→ **Document excerpt**:
· · ·

[Date Prev][Date Next][Thread Prev][Thread Next][Date Index][Thread Index]

Re: Sharing state between subtasks


I think watermark / event-time skew is a problem that many users are
struggling with.
A built-in primitive to align event-time would be a great feature!

However, there are also some cases when it would be useful for different
streams to have diverging event-time, such as an interval join [1]
(DataStream API) or time-windowed join (SQL) that joins one stream will
events from another stream that happened 2 to 1 hour ago.
Granted, this is a very specific case and not the norm, but it might make
sense to have it in the back of our heads when designing this feature.

Best, Fabian


Am Di., 9. Okt. 2018 um 10:25 Uhr schrieb Aljoscha Krettek <

> Yes, I think this is the way to go.
> This would also go well with a redesign of the source interface that has
> been floated for a while now. I also created a prototype a while back:
> https://github.com/aljoscha/flink/tree/refactor-source-interface <
> https://github.com/aljoscha/flink/tree/refactor-source-interface>. Just
> as a refresher, the redesign aims at several things:
> 1. Make partitions/splits explicit in the interface. Currently, the fact
> that there are file splits or Kafka partitions or Kinesis shards is hidden
> in the source implementation while it would be beneficial for the system to
> know of these and to be able to track watermarks for them. Currently, there
> is a custom implementation for per-partition watermark tracking in the
> Kafka Consumer that this redesign would obviate.

· · ·

→ **What you will do**:
- a) In the mailing-list reply on sharing state between subtasks, what kind of SQL join is given as a case where diverging event-time would be useful?
- b) Echo the mailing-list reply on sharing state between subtasks between "However, there are" and "the way to go.", inclusive.
- c) Write what follows the last line shown of the mailing-list reply on sharing state between subtasks.

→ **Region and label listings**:
· · ·

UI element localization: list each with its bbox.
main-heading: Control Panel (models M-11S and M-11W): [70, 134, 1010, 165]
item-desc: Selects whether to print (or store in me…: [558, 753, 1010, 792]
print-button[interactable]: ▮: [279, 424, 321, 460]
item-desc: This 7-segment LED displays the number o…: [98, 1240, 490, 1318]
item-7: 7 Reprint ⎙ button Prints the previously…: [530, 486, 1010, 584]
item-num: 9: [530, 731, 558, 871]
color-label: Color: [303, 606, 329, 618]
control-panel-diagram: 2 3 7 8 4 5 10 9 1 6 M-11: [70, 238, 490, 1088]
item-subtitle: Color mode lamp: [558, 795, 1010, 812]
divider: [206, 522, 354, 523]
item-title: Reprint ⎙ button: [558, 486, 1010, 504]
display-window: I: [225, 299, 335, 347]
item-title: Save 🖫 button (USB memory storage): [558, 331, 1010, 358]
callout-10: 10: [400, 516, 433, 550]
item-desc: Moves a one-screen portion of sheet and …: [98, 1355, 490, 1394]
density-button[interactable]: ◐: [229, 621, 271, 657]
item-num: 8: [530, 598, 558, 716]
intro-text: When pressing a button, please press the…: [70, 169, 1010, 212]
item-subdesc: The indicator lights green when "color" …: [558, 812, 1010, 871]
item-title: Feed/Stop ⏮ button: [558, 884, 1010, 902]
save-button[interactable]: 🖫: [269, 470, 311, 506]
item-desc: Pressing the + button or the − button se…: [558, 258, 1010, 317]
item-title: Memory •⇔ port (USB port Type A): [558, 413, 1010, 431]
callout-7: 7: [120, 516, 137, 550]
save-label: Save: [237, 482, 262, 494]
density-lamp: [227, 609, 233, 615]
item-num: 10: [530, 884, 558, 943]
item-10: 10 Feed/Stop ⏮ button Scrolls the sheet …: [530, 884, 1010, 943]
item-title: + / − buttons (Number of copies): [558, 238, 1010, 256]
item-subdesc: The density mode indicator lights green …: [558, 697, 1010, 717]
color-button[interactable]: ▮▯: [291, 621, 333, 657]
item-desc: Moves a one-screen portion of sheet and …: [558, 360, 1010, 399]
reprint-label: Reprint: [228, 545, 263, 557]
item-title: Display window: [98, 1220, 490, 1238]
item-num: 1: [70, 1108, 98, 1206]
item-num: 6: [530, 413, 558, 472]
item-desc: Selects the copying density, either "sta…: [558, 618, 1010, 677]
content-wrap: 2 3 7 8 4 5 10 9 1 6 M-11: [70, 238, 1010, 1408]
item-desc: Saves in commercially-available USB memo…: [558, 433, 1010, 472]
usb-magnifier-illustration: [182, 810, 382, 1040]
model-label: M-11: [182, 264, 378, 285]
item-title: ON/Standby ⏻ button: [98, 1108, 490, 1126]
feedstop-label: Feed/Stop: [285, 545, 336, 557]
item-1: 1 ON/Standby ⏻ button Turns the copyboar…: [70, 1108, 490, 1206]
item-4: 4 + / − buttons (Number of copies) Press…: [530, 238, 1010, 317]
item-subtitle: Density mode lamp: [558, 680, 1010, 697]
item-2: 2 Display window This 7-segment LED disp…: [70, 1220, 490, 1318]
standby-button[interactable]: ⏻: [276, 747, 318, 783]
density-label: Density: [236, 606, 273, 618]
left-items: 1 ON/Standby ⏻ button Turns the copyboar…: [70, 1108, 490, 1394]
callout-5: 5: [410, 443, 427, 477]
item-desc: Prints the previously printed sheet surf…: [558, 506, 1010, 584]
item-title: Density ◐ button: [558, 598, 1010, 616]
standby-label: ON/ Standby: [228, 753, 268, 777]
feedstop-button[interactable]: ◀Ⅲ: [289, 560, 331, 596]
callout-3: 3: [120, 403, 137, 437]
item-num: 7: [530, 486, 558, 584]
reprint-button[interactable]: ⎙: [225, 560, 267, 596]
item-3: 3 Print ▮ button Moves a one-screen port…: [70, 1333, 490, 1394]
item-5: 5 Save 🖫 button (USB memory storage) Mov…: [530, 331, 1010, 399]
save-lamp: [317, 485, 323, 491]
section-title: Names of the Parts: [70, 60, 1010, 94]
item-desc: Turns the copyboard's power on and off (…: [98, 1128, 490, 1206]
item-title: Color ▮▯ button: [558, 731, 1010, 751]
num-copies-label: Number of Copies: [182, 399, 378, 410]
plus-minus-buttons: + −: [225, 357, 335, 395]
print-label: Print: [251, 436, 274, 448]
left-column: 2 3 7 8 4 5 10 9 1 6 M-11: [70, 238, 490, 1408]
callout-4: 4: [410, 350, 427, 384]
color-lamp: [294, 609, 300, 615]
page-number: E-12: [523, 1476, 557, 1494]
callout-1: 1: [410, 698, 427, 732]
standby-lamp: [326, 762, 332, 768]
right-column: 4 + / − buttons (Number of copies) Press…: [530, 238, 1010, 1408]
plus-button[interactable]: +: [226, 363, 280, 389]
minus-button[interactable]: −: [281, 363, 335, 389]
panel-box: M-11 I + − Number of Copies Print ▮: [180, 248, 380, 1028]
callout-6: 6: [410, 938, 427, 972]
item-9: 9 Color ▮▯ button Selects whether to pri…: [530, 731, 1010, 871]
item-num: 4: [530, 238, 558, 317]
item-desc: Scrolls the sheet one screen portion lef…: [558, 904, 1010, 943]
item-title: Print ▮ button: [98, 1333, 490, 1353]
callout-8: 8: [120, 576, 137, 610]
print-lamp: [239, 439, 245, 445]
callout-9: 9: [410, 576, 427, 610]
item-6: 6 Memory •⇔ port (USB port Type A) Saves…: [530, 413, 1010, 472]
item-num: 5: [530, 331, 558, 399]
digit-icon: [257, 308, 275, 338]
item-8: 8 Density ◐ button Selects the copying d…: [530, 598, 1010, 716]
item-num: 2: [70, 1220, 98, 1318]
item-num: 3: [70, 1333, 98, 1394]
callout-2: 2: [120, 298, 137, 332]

· · ·

→ **Responses**:
- a) A time-windowed join.

- b)
However, there are also some cases when it would be useful for different
streams to have diverging event-time, such as an interval join [1]
(DataStream API) or time-windowed join (SQL) that joins one stream will
events from another stream that happened 2 to 1 hour ago.
Granted, this is a very specific case and not the norm, but it might make
sense to have it in the back of our heads when designing this feature.

Best, Fabian


Am Di., 9. Okt. 2018 um 10:25 Uhr schrieb Aljoscha Krettek <

> Yes, I think this is the way to go.

- c)
> 2. Split split/partition/shard discovery from the reading part. This would
> allow rebalancing work and again makes the nature of sources more explicit
> in the interfaces.
> 3. Go away from the push model to a pull model. The problem with the
> current source interface is that the source controls the read-loop and has
> to get the checkpoint lock for emitting elements/updating state. If we get
> the loop out of the source this leaves more potential for Flink to be
> clever about reading from sources.
> The prototype posted above defines three new interfaces: Source,
> SplitEnumerator, and SplitReader, along with a naive example and a working
> Kafka Consumer (with checkpointing, actually).
> If we had this source interface, along with a service for propagating
> watermark information the code that reads form the splits could
> de-prioritise certain splits and we would get the event-time alignment
> behaviour for all sources that are implemented using the new interface
> without requiring special code in each source implementation.
> @Elias Do you know if Kafka Consumers do this alignment across multiple
> consumers or only within one Consumer across the partitions that it reads
> from.
> > On 9. Oct 2018, at 00:55, Elias Levy <fearsome.lucidity@xxxxxxxxx>
> wrote:
> >
> > Kafka Streams handles this problem, time alignment, by processing records
> > from the partitions with the lowest timestamp in a best effort basis.
> > See KIP-353 for the details.  The same could be done within the Kafka
> > source and multiple input stream operators.  I opened FLINK-4558
> > <https://issues.apache.org/jira/browse/FLINK-4558> a while ago regarding
> > this topic.
> >
> > On Mon, Oct 8, 2018 at 3:41 PM Jamie Grier <jgrier@xxxxxxxx.invalid>
> wrote:
> >
> >> I'd be very curious to hear others' thoughts on this..  I would expect
> many
> >> people to have run into similar issues.  I also wonder if anybody has
> >> already been working on similar issues.  It seems there is room for some
> >> core Flink changes to address this as well and I'm guessing people have
> >> already thought about it.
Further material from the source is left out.